EXERCISE REQUIREMENTS: Please rewrite the J2ME passage starting with "J2ME can offer" and going on through "challenges and limitations.", replacing "rich user interfaces" with "enhanced user interfaces".

start SUPPLIED TEXT

Other applications do not require the improved UI functionality. Consider many banking applications similar in functionality to your average automatic teller machine (ATM) application. Since most of these applications are menu-driven, the MIDP UI does not have much ability to improve the data presentation over WML.
The challenge is to understand the application requirements and decide the best technologies to apply to solve the problem without over-engineering.
J2ME can offer synchronization support for limited connected devices, rich user interfaces, and advanced client-server communications. However, making use of such functionality comes only after some understanding of the challenges and limitations.
Persistence/ Synchronization: Persistence is the ability for applications to run without a wireless connection. Synchronization is the ability to keep a local data store on the client side in synch with the server data store once connection is established. By definition, J2ME applications are persistent, but without a local data store, it is practically impossible to produce a compelling application. For example, a J2ME-based email program will be persistent, but without a local database of emails, you cannot read your email offline.
Maintenance: Building a client-side J2ME application with a thin-client data store may require significant development effort since this is, in essence, custom application development.
Maintaining a synchronized solution requires monitoring data integrity after synchronization, a challenging task in multi-user shared environments. Although some commercial synch servers are available, many have their own limitations and proprietary synch conduits. Unless seamless over-the-air incremental synch is provided, synch operations can take too long over low-bandwidth wireless links, and the alternative of lugging around cradles reduces the usability of wireless applications. For example, in a mission-critical enterprise application such as time and attendance and real time scheduling, duplicate data entries may result in incorrect billing and underserved customers. In such cases, it may be necessary to resolve synchronization conflicts manually, a costly proposition. Local databases result in a security issue when the mobile device is lost. Unless password-protected, local databases are easy targets to crack for hackers. Client-side application version control is another issue to consider, but using automatic over-the-air provisioning software can solve much of the problem.

end SUPPLIED TEXT
start PROVIDED MATERIAL

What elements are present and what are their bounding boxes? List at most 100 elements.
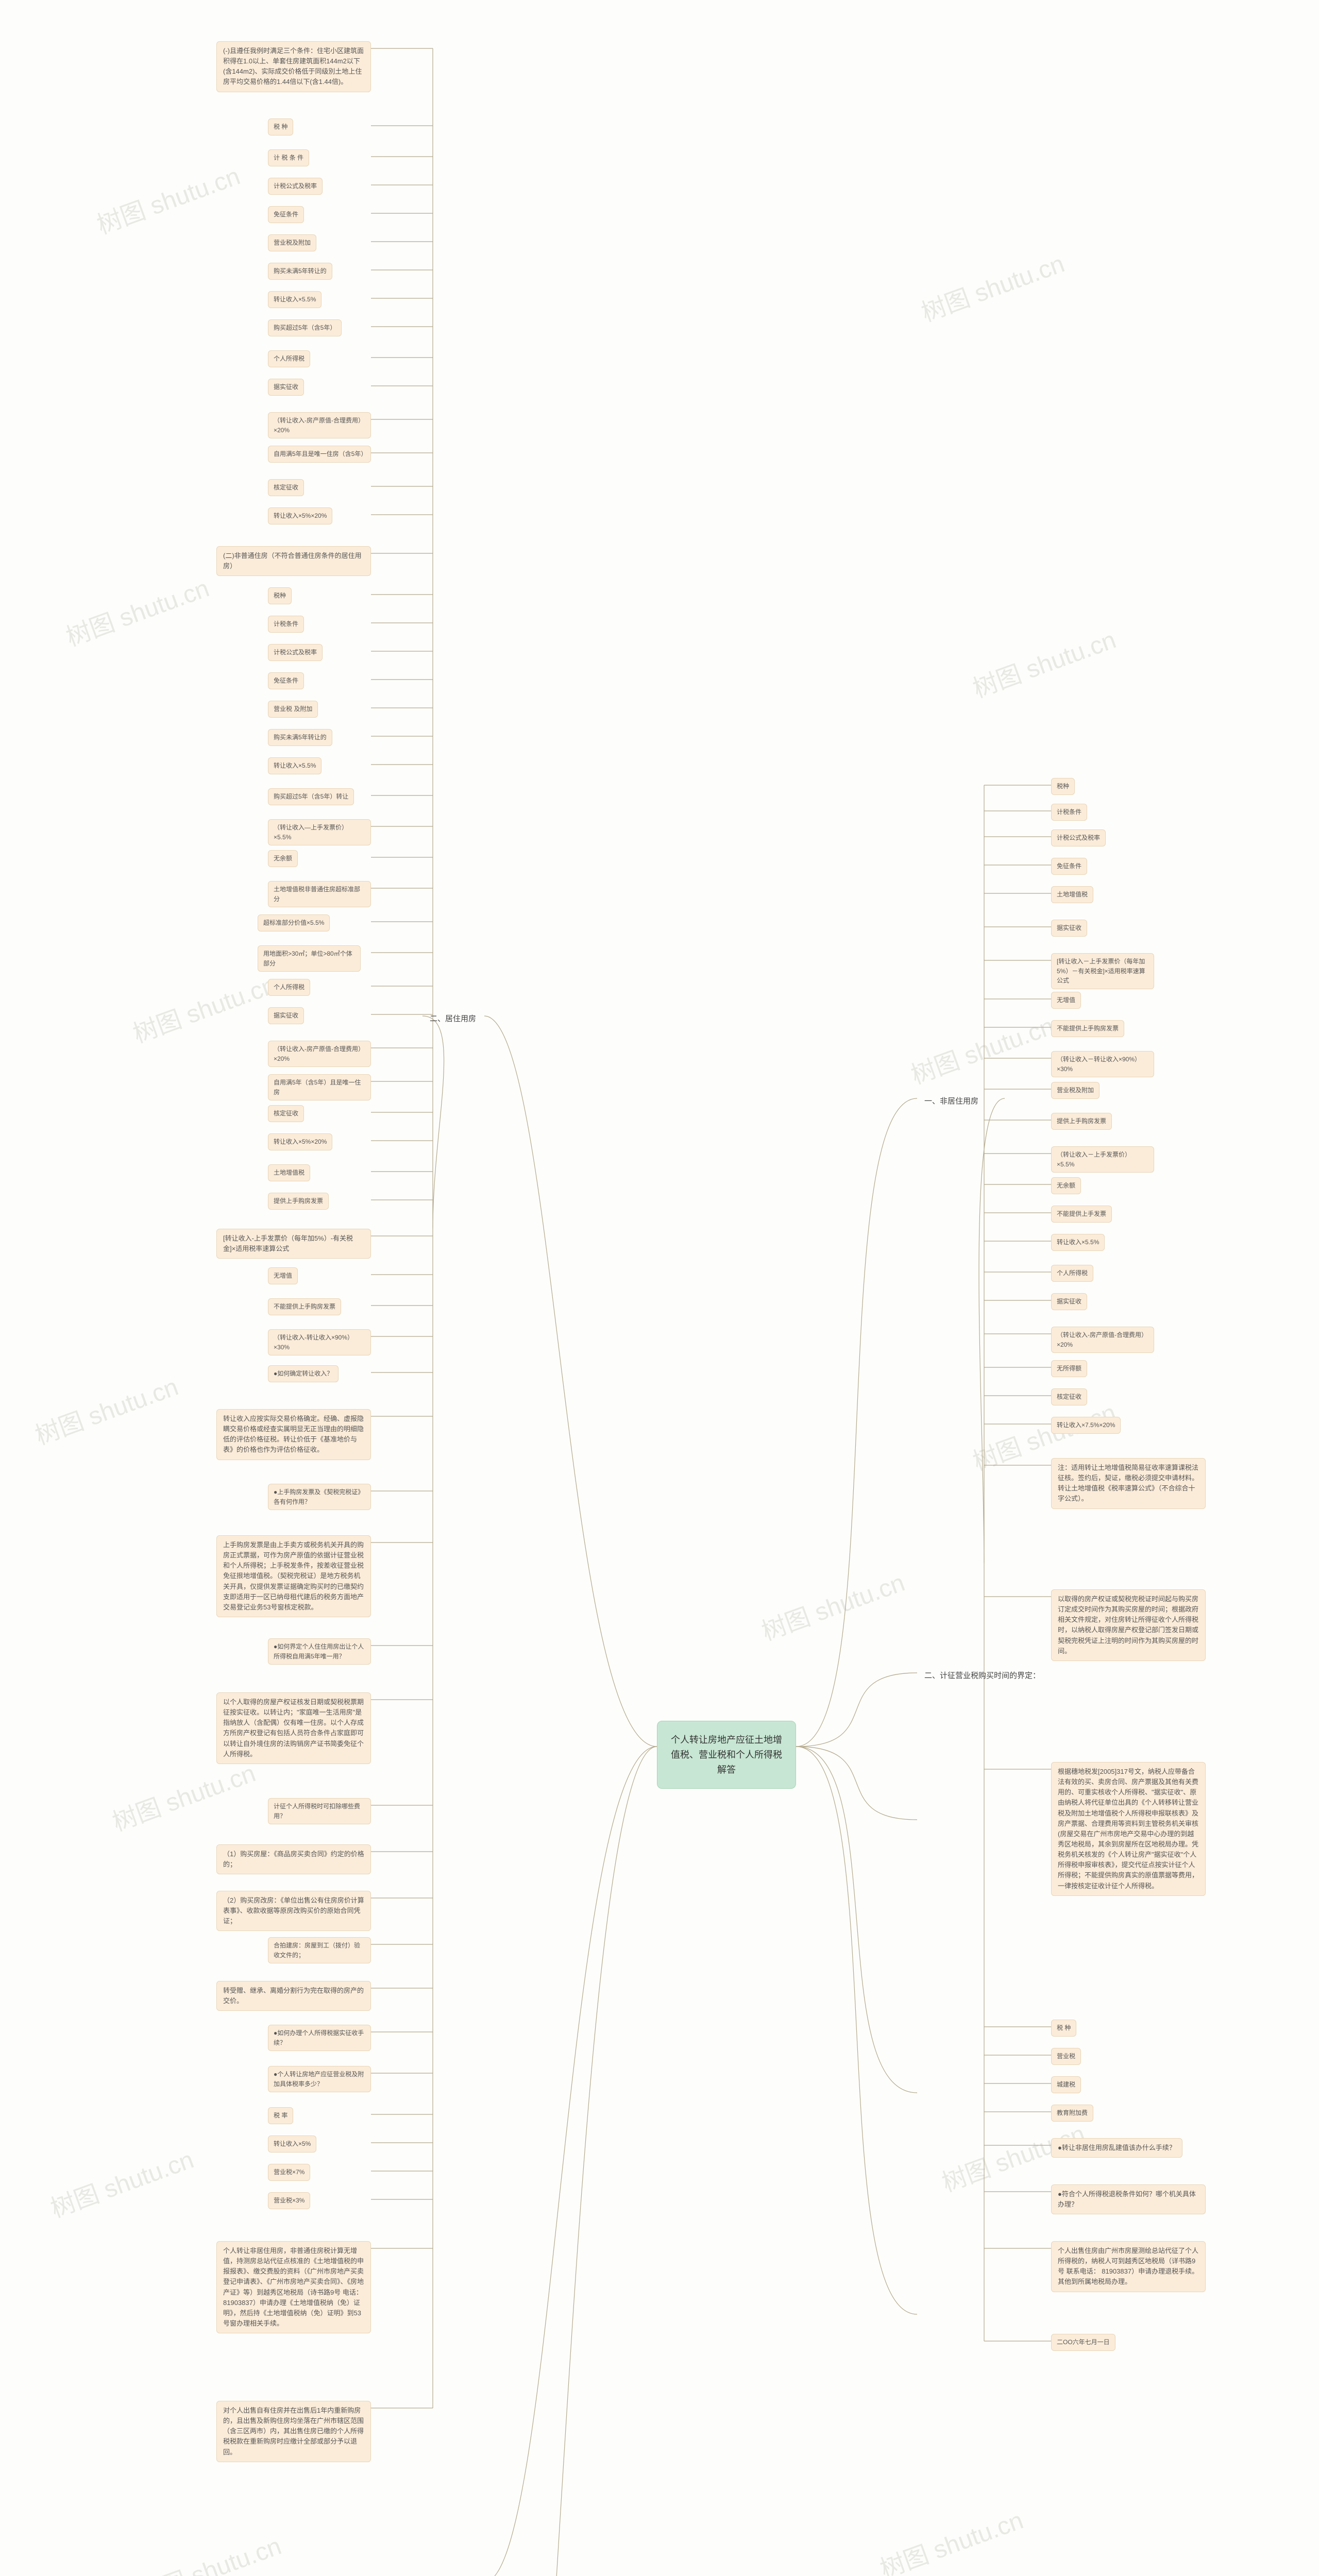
leaf-node: 购买未满5年转让的 — [268, 263, 332, 280]
leaf-node: 教育附加费 — [1051, 2105, 1093, 2122]
watermark: 树图 shutu.cn — [127, 964, 280, 1049]
watermark: 树图 shutu.cn — [132, 2526, 285, 2576]
leaf-node: 不能提供上手购房发票 — [268, 1298, 341, 1315]
leaf-node: 转让收入×5%×20% — [268, 1133, 332, 1150]
leaf-node: 税种 — [268, 587, 292, 604]
leaf-node: ●如何确定转让收入？ — [268, 1365, 339, 1382]
leaf-node: ●个人转让房地产应征营业税及附加具体税率多少？ — [268, 2066, 371, 2092]
leaf-node: （转让收入-房产原值-合理费用）×20% — [1051, 1327, 1154, 1353]
branch-label: 一、非居住用房 — [917, 1092, 986, 1109]
leaf-node: 转让收入×5.5% — [1051, 1234, 1105, 1251]
watermark: 树图 shutu.cn — [916, 243, 1069, 328]
leaf-node: 转受赠、继承、离婚分割行为完在取得的房产的交价。 — [216, 1981, 371, 2011]
leaf-node: 据实征收 — [1051, 1293, 1087, 1310]
leaf-node: 转让收入×5%×20% — [268, 507, 332, 524]
leaf-node: 计税条件 — [268, 616, 304, 633]
leaf-node: 注：适用转让土地增值税简易征收率速算课税法征核。签约后，契证，缴税必须提交申请材… — [1051, 1458, 1206, 1509]
leaf-node: 不能提供上手发票 — [1051, 1206, 1112, 1223]
leaf-node: 营业税 — [1051, 2048, 1081, 2065]
leaf-node: 合拍建房：房屋到工（拨付）验收文件的； — [268, 1937, 371, 1963]
leaf-node: 计税公式及税率 — [1051, 829, 1106, 846]
watermark: 树图 shutu.cn — [45, 2139, 198, 2224]
leaf-node: 税 种 — [1051, 2020, 1076, 2037]
leaf-node: 自用满5年（含5年）且是唯一住房 — [268, 1074, 371, 1100]
leaf-node: 购买未满5年转让的 — [268, 729, 332, 746]
leaf-node: （转让收入-房产原值-合理费用）×20% — [268, 1041, 371, 1067]
leaf-node: ●符合个人所得税退税条件如何？哪个机关具体办理？ — [1051, 2184, 1206, 2214]
leaf-node: ●上手购房发票及《契税完税证》各有何作用？ — [268, 1484, 371, 1510]
leaf-node: 据实征收 — [268, 379, 304, 396]
leaf-node: 个人所得税 — [268, 350, 310, 367]
leaf-node: 二OO六年七月一日 — [1051, 2334, 1115, 2351]
center-node: 个人转让房地产应征土地增值税、营业税和个人所得税解答 — [657, 1721, 796, 1789]
leaf-node: 核定征收 — [268, 479, 304, 496]
watermark: 树图 shutu.cn — [874, 2500, 1027, 2576]
leaf-node: 无余额 — [268, 850, 298, 867]
leaf-node: (-)且遵任我例时满足三个条件：住宅小区建筑面积得在1.0以上、单套住房建筑面积… — [216, 41, 371, 92]
leaf-node: 营业税 及附加 — [268, 701, 318, 718]
leaf-node: 据实征收 — [1051, 920, 1087, 937]
leaf-node: 营业税×7% — [268, 2164, 310, 2181]
leaf-node: 计 税 条 件 — [268, 149, 309, 166]
leaf-node: 对个人出售自有住房并在出售后1年内重新购房的，且出售及新购住房均坐落在广州市辖区… — [216, 2401, 371, 2462]
leaf-node: 购买超过5年（含5年） — [268, 319, 342, 336]
leaf-node: 上手购房发票是由上手卖方或税务机关开具的购房正式票据，可作为房产原值的依据计征营… — [216, 1535, 371, 1617]
leaf-node: 核定征收 — [268, 1105, 304, 1122]
leaf-node: 土地增值税非普通住房超标准部分 — [268, 881, 371, 907]
leaf-node: （转让收入－转让收入×90%）×30% — [1051, 1051, 1154, 1077]
leaf-node: 自用满5年且是唯一住房（含5年） — [268, 446, 371, 463]
leaf-node: 以取得的房产权证或契税完税证时间起与购买房订定成交时间作为其购买房屋的时间；根据… — [1051, 1589, 1206, 1661]
leaf-node: 转让收入×7.5%×20% — [1051, 1417, 1121, 1434]
leaf-node: （转让收入-房产原值-合理费用）×20% — [268, 412, 371, 438]
watermark: 树图 shutu.cn — [60, 568, 213, 653]
leaf-node: ●如何界定个人住住用房出让个人所得税自用满5年唯一用？ — [268, 1638, 371, 1665]
leaf-node: 购买超过5年（含5年）转让 — [268, 788, 354, 805]
leaf-node: 核定征收 — [1051, 1388, 1087, 1405]
leaf-node: (二)非普通住房（不符合普通住房条件的居住用房） — [216, 546, 371, 576]
leaf-node: 据实征收 — [268, 1007, 304, 1024]
watermark: 树图 shutu.cn — [107, 1753, 260, 1838]
branch-label: 二、计征营业税购买时间的界定： — [917, 1667, 1047, 1684]
leaf-node: 不能提供上手购房发票 — [1051, 1020, 1124, 1037]
leaf-node: 营业税及附加 — [1051, 1082, 1100, 1099]
leaf-node: 无所得额 — [1051, 1360, 1087, 1377]
leaf-node: 提供上手购房发票 — [268, 1193, 329, 1210]
leaf-node: 免征条件 — [268, 206, 304, 223]
leaf-node: 个人出售住房由广州市房屋测绘总站代征了个人所得税的，纳税人可到越秀区地税局（详书… — [1051, 2241, 1206, 2292]
leaf-node: 用地面积>30㎡；单位>80㎡个体部分 — [258, 945, 361, 972]
mindmap-canvas: 树图 shutu.cn 树图 shutu.cn 树图 shutu.cn 树图 shut… — [0, 0, 1319, 2576]
watermark: 树图 shutu.cn — [29, 1366, 182, 1451]
leaf-node: 营业税×3% — [268, 2192, 310, 2209]
leaf-node: 税 率 — [268, 2107, 293, 2124]
leaf-node: [转让收入-上手发票价（每年加5%）-有关税金]×适用税率速算公式 — [216, 1229, 371, 1259]
leaf-node: 提供上手购房发票 — [1051, 1113, 1112, 1130]
leaf-node: 转让收入×5% — [268, 2136, 316, 2153]
watermark: 树图 shutu.cn — [756, 1562, 909, 1647]
leaf-node: 计征个人所得税时可扣除哪些费用？ — [268, 1798, 371, 1824]
leaf-node: （转让收入—上手发票价）×5.5% — [268, 819, 371, 845]
leaf-node: 个人所得税 — [1051, 1265, 1093, 1282]
leaf-node: 计税公式及税率 — [268, 644, 323, 661]
leaf-node: 转让收入×5.5% — [268, 291, 322, 308]
leaf-node: 个人所得税 — [268, 979, 310, 996]
leaf-node: 城建税 — [1051, 2076, 1081, 2093]
branch-label: 二、居住用房 — [422, 1010, 483, 1027]
leaf-node: 税种 — [1051, 778, 1075, 795]
leaf-node: 转让收入应按实际交易价格确定。经确、虚报隐瞒交易价格或经查实属明显无正当理由的明… — [216, 1409, 371, 1460]
leaf-node: 计税公式及税率 — [268, 178, 323, 195]
leaf-node: ●转让非居住用房乱建值该办什么手续？ — [1051, 2138, 1182, 2158]
leaf-node: 超标准部分价值×5.5% — [258, 914, 330, 931]
leaf-node: 以个人取得的房屋产权证核发日期或契税税票期征按实征收。以转让内；"家庭唯一生活用… — [216, 1692, 371, 1764]
leaf-node: 转让收入×5.5% — [268, 757, 322, 774]
leaf-node: （2）购买房改房：《单位出售公有住房房价计算表事》、收款收据等原房改购买价的原始… — [216, 1891, 371, 1931]
leaf-node: 税 种 — [268, 118, 293, 135]
leaf-node: （1）购买房屋：《商品房买卖合同》约定的价格的； — [216, 1844, 371, 1874]
leaf-node: 无余额 — [1051, 1177, 1081, 1194]
leaf-node: 免征条件 — [1051, 858, 1087, 875]
watermark: 树图 shutu.cn — [905, 1006, 1058, 1091]
leaf-node: 营业税及附加 — [268, 234, 316, 251]
leaf-node: （转让收入－上手发票价）×5.5% — [1051, 1146, 1154, 1173]
leaf-node: （转让收入-转让收入×90%）×30% — [268, 1329, 371, 1355]
leaf-node: 免征条件 — [268, 672, 304, 689]
watermark: 树图 shutu.cn — [967, 619, 1120, 704]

end PROVIDED MATERIAL

WRITTEN SOLUTION:
J2ME can offer synchronization support for limited connected devices, enhanced user interfaces, and advanced client-server communications. However, making use of such functionality comes only after some understanding of the challenges and limitations.